Work required: Do not carry the pictures over; copy every other part of the entries exactly.

Data records
────────────────────────────────────────
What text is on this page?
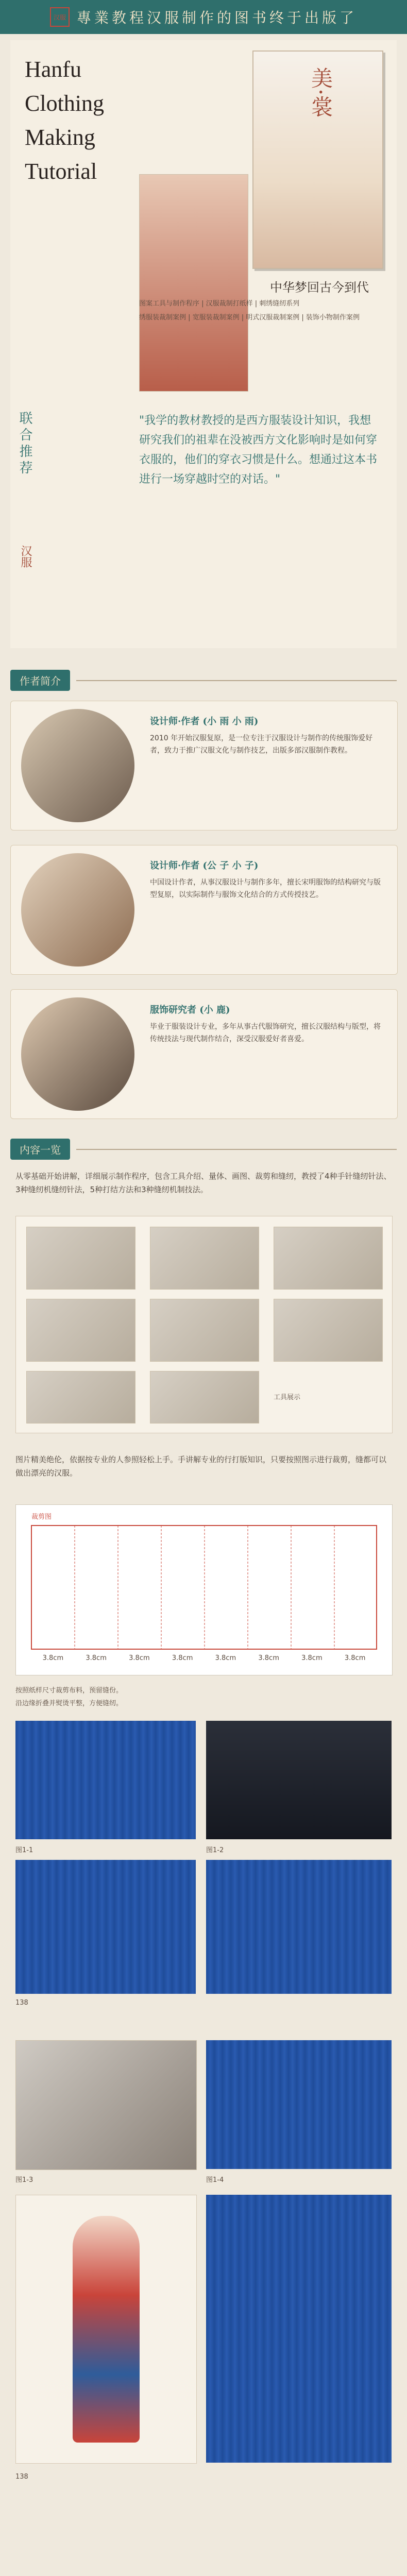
汉服 專業教程汉服制作的图书终于出版了
Hanfu
Clothing
Making
Tutorial
美·裳
中华梦回古今到代
图案工具与制作程序 | 汉服裁制打纸样 | 刺绣缝纫系列
绣服装裁制案例 | 宽服装裁制案例 | 明式汉服裁制案例 | 装饰小物制作案例
"我学的教材教授的是西方服装设计知识，我想研究我们的祖辈在没被西方文化影响时是如何穿衣服的，他们的穿衣习惯是什么。想通过这本书进行一场穿越时空的对话。"
联合推荐
汉服
作者简介
设计师·作者 (小 雨 小 雨)
2010 年开始汉服复原，是一位专注于汉服设计与制作的传统服饰爱好者，致力于推广汉服文化与制作技艺，出版多部汉服制作教程。
设计师·作者 (公 子 小 子)
中国设计作者，从事汉服设计与制作多年，擅长宋明服饰的结构研究与版型复原，以实际制作与服饰文化结合的方式传授技艺。
服饰研究者 (小 鹿)
毕业于服装设计专业，多年从事古代服饰研究，擅长汉服结构与版型，将传统技法与现代制作结合，深受汉服爱好者喜爱。
内容一览
从零基础开始讲解，详细展示制作程序，包含工具介绍、量体、画图、裁剪和缝纫，教授了4种手针缝纫针法、3种缝纫机缝纫针法，5种打结方法和3种缝纫机制技法。
工具展示
图片精美绝伦，依据按专业的人参照轻松上手。手讲解专业的行打版知识，只要按照图示进行裁剪，缝都可以做出漂亮的汉服。
裁剪图
3.8cm	3.8cm	3.8cm	3.8cm	3.8cm	3.8cm	3.8cm	3.8cm
按照纸样尺寸裁剪布料，预留缝份。
沿边缘折叠并熨烫平整，方便缝纫。
图1-1	图1-2
138
图1-3	图1-4
138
────────────────────────────────────────
Complete response:
What text is on this page?
汉服 專業教程汉服制作的图书终于出版了
Hanfu
Clothing
Making
Tutorial
美·裳
中华梦回古今到代
图案工具与制作程序 | 汉服裁制打纸样 | 刺绣缝纫系列
绣服装裁制案例 | 宽服装裁制案例 | 明式汉服裁制案例 | 装饰小物制作案例
"我学的教材教授的是西方服装设计知识，我想研究我们的祖辈在没被西方文化影响时是如何穿衣服的，他们的穿衣习惯是什么。想通过这本书进行一场穿越时空的对话。"
联合推荐
汉服
作者简介
设计师·作者 (小 雨 小 雨)
2010 年开始汉服复原，是一位专注于汉服设计与制作的传统服饰爱好者，致力于推广汉服文化与制作技艺，出版多部汉服制作教程。
设计师·作者 (公 子 小 子)
中国设计作者，从事汉服设计与制作多年，擅长宋明服饰的结构研究与版型复原，以实际制作与服饰文化结合的方式传授技艺。
服饰研究者 (小 鹿)
毕业于服装设计专业，多年从事古代服饰研究，擅长汉服结构与版型，将传统技法与现代制作结合，深受汉服爱好者喜爱。
内容一览
从零基础开始讲解，详细展示制作程序，包含工具介绍、量体、画图、裁剪和缝纫，教授了4种手针缝纫针法、3种缝纫机缝纫针法，5种打结方法和3种缝纫机制技法。
工具展示
图片精美绝伦，依据按专业的人参照轻松上手。手讲解专业的行打版知识，只要按照图示进行裁剪，缝都可以做出漂亮的汉服。
裁剪图
3.8cm	3.8cm	3.8cm	3.8cm	3.8cm	3.8cm	3.8cm	3.8cm
按照纸样尺寸裁剪布料，预留缝份。
沿边缘折叠并熨烫平整，方便缝纫。
图1-1	图1-2
138
图1-3	图1-4
138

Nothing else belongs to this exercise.